• Raw data
========================================================================

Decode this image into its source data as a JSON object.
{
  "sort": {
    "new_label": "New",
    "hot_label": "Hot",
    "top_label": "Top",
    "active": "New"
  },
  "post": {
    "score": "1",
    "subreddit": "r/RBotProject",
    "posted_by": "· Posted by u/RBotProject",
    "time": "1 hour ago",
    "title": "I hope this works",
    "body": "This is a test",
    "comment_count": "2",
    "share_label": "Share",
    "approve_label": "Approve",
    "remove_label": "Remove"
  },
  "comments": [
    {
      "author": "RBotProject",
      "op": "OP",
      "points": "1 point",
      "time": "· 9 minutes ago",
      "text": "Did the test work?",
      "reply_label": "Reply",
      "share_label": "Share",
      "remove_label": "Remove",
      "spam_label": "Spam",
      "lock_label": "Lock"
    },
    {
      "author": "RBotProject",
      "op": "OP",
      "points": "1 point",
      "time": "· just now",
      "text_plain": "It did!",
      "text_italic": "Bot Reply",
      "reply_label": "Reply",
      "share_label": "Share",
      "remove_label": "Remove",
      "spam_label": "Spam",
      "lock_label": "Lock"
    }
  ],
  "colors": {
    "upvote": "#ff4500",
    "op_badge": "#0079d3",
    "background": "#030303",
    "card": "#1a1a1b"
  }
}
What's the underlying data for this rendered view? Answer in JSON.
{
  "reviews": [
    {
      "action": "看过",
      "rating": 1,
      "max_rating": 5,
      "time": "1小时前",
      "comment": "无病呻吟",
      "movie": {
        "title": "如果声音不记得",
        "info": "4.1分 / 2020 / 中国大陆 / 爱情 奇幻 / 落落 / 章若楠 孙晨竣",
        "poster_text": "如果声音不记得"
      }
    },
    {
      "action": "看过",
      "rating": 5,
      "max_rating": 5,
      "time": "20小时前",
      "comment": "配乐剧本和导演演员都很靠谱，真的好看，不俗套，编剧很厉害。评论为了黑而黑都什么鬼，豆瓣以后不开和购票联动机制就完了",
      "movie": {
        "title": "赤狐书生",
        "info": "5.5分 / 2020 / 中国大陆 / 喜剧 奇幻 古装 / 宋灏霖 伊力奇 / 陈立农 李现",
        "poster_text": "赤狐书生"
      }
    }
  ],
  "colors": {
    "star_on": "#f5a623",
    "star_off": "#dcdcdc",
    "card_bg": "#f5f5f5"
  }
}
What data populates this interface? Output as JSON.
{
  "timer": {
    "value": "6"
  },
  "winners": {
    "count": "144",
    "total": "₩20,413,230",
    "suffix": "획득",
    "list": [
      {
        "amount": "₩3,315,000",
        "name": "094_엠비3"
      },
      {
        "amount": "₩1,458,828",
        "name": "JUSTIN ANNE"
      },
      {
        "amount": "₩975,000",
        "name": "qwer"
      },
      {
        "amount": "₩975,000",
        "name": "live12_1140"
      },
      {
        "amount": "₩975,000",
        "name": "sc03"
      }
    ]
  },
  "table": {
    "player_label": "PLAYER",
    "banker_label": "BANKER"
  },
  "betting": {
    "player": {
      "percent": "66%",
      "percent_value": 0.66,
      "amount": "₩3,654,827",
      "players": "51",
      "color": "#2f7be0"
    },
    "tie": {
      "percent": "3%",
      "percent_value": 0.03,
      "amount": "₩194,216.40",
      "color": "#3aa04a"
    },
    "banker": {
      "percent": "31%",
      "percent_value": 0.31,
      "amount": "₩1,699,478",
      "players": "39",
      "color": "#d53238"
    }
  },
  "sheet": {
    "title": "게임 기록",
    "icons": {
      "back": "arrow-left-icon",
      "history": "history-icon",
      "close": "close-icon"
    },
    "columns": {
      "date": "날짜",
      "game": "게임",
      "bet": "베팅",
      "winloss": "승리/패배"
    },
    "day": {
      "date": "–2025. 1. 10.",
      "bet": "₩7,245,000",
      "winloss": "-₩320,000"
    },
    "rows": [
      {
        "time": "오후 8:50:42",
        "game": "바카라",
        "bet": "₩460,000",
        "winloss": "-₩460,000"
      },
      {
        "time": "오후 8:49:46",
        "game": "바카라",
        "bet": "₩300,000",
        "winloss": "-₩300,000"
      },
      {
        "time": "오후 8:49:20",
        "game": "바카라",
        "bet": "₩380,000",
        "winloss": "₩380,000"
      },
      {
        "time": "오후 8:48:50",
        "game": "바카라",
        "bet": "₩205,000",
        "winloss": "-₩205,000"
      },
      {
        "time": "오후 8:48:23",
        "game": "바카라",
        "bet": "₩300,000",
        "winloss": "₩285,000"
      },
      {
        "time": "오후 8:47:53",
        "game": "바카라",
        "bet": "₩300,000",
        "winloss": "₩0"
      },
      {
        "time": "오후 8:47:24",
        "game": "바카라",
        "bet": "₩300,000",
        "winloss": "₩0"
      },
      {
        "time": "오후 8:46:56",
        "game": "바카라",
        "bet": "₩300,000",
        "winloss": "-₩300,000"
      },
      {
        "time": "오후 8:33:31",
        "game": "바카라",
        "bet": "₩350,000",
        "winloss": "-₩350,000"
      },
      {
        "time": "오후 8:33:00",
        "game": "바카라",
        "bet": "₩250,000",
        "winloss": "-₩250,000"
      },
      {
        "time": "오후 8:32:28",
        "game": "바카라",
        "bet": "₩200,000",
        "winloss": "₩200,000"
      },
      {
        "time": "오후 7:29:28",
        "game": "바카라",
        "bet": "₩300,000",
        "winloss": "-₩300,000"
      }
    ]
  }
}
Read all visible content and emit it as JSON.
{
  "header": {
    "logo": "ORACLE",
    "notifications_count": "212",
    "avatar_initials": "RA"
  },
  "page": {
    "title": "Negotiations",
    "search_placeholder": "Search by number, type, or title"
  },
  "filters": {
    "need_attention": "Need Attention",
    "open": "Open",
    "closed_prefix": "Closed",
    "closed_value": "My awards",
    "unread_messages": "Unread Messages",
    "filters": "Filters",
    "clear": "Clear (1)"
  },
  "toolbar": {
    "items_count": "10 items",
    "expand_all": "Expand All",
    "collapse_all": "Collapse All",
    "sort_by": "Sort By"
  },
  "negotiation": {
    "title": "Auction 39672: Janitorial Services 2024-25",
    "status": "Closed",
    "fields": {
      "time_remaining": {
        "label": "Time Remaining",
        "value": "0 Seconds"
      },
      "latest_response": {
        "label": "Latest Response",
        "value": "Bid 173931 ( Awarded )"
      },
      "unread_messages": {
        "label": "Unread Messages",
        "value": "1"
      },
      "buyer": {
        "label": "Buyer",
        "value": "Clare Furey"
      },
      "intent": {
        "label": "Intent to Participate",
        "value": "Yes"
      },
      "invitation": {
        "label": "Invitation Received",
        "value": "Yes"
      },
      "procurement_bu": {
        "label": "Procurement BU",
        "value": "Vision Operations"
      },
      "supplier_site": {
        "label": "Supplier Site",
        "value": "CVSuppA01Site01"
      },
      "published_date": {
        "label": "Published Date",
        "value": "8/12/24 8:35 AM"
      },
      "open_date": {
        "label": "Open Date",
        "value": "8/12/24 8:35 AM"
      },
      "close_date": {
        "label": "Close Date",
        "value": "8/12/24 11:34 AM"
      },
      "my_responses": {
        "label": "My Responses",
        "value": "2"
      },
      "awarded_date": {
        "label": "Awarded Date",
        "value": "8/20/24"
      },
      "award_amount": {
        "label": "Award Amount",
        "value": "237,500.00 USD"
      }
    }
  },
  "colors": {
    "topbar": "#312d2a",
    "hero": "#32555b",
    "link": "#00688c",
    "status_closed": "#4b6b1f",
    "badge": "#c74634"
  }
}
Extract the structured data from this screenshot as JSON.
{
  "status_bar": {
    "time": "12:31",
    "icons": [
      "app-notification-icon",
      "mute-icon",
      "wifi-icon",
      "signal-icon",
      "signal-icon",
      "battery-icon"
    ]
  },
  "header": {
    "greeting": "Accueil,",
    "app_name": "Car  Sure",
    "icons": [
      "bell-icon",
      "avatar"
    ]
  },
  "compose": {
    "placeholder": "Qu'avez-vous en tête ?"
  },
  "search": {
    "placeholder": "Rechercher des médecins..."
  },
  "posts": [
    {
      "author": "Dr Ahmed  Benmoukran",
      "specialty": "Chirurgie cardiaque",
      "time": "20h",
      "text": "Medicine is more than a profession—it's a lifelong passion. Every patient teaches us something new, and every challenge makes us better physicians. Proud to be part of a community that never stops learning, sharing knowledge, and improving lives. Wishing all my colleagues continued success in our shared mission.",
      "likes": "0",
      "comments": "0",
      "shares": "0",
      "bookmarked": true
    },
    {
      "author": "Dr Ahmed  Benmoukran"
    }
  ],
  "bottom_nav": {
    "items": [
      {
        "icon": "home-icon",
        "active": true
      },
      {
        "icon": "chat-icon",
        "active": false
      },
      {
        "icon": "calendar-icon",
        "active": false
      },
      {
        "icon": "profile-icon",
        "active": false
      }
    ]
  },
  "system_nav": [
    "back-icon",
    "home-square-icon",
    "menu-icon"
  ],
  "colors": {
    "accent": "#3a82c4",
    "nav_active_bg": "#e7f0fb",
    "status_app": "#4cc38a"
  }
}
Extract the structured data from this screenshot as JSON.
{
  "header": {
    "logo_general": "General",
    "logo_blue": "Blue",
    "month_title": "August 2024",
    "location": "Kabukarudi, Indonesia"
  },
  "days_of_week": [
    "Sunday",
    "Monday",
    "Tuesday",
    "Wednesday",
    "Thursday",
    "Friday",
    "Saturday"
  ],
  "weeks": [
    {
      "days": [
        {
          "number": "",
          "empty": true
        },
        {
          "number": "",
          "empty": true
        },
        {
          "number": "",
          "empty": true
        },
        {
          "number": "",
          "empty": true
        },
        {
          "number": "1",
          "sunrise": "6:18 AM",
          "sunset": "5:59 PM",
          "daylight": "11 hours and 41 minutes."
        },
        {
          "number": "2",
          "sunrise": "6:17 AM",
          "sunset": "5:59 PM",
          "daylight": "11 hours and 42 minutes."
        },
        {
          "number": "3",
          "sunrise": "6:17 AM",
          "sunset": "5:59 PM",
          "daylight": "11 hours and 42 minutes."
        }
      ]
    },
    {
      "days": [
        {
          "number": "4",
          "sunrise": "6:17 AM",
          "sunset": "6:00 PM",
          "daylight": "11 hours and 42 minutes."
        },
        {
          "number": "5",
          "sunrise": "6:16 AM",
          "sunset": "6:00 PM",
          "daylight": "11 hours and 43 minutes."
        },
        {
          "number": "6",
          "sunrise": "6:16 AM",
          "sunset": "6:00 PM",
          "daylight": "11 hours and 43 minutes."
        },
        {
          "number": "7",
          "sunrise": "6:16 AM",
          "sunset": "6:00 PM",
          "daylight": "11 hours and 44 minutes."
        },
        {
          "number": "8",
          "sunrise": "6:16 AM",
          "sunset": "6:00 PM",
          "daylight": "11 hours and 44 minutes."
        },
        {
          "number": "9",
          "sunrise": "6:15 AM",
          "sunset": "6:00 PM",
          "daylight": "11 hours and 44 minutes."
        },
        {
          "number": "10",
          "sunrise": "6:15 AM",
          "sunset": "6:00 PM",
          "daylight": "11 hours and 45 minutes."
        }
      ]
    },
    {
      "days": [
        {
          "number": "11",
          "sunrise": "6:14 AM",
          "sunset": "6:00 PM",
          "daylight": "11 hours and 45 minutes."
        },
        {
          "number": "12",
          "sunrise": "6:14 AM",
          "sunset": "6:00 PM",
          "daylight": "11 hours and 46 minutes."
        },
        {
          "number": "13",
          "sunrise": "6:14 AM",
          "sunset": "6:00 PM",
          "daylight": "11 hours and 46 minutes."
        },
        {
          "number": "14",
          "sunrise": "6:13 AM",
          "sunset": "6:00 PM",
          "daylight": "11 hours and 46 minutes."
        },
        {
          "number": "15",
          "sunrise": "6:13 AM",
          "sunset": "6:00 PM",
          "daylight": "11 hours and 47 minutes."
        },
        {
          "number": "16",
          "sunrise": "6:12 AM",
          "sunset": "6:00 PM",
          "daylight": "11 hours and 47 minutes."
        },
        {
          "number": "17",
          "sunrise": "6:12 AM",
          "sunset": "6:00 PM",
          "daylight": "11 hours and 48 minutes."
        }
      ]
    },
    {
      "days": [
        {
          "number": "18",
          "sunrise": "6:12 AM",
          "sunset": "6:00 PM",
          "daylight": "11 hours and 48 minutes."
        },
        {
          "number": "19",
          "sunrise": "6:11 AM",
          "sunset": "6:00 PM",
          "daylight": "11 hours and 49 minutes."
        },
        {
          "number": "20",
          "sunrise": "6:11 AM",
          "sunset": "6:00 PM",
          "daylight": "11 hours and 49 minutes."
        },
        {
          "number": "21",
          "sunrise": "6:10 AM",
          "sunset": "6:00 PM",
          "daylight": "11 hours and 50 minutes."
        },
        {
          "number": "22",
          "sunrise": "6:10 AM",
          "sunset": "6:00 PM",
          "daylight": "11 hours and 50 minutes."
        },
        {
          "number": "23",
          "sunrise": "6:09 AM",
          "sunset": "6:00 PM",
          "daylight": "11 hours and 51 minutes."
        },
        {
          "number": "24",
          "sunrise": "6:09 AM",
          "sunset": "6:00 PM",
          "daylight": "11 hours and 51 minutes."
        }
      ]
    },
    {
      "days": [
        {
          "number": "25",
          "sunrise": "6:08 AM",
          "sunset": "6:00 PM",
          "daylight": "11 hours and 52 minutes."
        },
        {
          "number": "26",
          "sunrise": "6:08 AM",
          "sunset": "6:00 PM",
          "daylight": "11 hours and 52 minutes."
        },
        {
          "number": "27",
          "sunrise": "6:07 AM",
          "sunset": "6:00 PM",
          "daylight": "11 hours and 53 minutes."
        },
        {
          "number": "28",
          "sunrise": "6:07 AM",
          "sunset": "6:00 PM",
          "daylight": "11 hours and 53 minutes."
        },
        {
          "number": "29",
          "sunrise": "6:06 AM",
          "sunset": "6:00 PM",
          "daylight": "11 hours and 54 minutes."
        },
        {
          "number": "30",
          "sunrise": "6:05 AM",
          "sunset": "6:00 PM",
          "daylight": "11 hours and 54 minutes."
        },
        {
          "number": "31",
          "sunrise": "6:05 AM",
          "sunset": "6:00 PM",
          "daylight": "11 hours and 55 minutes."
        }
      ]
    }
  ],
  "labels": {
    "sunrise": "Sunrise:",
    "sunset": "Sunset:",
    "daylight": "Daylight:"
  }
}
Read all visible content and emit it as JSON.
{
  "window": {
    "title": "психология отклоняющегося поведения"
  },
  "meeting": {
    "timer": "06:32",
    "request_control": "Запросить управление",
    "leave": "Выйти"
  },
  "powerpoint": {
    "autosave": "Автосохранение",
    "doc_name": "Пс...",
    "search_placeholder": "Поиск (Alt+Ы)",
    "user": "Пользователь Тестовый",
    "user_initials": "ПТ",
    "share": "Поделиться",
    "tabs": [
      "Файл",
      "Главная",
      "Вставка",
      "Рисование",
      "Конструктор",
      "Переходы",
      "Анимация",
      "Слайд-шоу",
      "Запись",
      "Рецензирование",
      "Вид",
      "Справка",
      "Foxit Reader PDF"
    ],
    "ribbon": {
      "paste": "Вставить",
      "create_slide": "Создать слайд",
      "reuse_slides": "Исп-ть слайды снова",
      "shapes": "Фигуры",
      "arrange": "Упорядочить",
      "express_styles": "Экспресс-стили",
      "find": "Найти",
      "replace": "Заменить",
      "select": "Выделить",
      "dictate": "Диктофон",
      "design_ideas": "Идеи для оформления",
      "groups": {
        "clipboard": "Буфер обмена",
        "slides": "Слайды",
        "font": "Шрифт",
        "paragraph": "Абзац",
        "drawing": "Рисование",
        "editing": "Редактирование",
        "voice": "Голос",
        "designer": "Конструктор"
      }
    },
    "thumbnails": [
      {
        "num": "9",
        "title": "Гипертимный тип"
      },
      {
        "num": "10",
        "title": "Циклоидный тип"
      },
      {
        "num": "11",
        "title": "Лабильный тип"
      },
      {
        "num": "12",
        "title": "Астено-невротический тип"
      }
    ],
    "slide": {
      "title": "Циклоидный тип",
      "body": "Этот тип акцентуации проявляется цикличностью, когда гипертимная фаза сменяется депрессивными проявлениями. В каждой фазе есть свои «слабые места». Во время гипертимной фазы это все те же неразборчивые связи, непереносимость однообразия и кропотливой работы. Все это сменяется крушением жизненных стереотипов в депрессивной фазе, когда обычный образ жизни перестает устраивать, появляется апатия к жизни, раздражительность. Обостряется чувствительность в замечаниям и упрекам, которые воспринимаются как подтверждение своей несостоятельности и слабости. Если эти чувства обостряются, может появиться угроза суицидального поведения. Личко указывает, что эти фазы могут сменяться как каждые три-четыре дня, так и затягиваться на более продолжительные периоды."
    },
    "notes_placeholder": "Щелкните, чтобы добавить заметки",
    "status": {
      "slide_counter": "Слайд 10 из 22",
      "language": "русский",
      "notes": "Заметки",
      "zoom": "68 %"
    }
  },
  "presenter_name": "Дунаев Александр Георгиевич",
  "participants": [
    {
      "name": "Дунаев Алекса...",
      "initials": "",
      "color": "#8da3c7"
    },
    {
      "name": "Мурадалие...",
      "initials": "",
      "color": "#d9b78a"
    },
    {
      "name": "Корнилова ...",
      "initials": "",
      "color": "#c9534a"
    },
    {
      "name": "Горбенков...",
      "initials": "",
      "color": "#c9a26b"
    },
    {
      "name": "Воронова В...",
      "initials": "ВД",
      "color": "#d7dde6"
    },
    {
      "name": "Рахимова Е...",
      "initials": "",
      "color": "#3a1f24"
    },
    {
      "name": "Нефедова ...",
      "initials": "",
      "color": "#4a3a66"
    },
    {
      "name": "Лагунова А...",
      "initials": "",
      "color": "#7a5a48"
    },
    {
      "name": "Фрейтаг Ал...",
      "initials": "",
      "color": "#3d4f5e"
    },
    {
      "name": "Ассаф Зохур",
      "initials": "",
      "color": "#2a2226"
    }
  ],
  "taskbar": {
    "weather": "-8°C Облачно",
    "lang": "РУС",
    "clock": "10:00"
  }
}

========================================================================

• Short problem
Look through the data above. Find each line with the string "info" and copy it.

• Output
        "info": "4.1分 / 2020 / 中国大陆 / 爱情 奇幻 / 落落 / 章若楠 孙晨竣",
        "info": "5.5分 / 2020 / 中国大陆 / 喜剧 奇幻 古装 / 宋灏霖 伊力奇 / 陈立农 李现",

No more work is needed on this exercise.